--- BEGIN Records to process ---

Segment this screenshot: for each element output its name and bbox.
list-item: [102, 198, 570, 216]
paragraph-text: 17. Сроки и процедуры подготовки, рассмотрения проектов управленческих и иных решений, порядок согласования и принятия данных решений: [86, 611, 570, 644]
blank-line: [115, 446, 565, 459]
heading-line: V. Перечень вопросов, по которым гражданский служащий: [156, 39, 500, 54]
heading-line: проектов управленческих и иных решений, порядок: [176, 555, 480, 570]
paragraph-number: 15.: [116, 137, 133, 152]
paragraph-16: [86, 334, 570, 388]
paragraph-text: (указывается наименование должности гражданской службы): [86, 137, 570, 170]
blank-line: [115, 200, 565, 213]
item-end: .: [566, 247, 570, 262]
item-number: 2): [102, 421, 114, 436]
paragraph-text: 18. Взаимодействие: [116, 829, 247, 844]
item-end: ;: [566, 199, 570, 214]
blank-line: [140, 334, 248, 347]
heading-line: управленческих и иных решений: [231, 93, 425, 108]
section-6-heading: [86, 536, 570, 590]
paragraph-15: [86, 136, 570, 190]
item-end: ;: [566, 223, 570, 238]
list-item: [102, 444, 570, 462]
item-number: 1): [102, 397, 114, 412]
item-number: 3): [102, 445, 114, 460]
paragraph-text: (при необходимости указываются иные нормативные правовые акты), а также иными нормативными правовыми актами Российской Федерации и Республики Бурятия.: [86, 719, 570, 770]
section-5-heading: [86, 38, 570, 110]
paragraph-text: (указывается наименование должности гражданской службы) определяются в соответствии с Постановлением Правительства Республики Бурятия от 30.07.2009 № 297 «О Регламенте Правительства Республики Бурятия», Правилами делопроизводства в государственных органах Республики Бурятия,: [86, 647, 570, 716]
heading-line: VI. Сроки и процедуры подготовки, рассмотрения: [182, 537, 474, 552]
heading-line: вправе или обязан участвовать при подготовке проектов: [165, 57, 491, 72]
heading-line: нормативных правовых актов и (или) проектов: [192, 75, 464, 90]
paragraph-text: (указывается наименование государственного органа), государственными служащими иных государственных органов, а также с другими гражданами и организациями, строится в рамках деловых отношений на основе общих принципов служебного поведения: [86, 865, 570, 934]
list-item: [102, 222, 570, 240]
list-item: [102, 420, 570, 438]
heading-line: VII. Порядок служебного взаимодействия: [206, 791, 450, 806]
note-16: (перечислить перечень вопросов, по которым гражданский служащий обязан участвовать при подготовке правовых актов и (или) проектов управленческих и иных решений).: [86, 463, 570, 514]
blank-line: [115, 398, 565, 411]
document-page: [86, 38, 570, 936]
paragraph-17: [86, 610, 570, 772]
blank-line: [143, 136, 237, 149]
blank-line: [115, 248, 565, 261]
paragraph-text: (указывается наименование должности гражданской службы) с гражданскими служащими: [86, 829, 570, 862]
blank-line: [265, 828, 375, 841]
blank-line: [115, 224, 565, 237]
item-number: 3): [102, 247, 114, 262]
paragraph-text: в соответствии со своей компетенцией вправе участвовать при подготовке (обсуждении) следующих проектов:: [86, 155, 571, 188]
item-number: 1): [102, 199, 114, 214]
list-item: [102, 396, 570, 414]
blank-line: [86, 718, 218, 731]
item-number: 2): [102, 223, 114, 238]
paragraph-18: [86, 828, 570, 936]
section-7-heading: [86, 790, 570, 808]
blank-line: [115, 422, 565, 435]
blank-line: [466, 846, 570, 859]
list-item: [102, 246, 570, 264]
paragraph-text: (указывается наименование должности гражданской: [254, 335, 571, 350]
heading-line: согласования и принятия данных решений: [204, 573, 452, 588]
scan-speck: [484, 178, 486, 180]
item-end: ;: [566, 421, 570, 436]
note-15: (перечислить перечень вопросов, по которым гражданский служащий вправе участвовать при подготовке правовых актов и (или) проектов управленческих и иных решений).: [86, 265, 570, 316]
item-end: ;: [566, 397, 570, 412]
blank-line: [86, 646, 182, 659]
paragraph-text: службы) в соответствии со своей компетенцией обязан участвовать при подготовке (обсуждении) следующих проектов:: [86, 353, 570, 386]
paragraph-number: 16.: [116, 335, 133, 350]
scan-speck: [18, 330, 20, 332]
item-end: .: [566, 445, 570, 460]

--- END Records to process ---

#### Exercise description
How many lines in the listing contain the string "наименование"? Case counts. Reply with the number only.

#### Written reply
5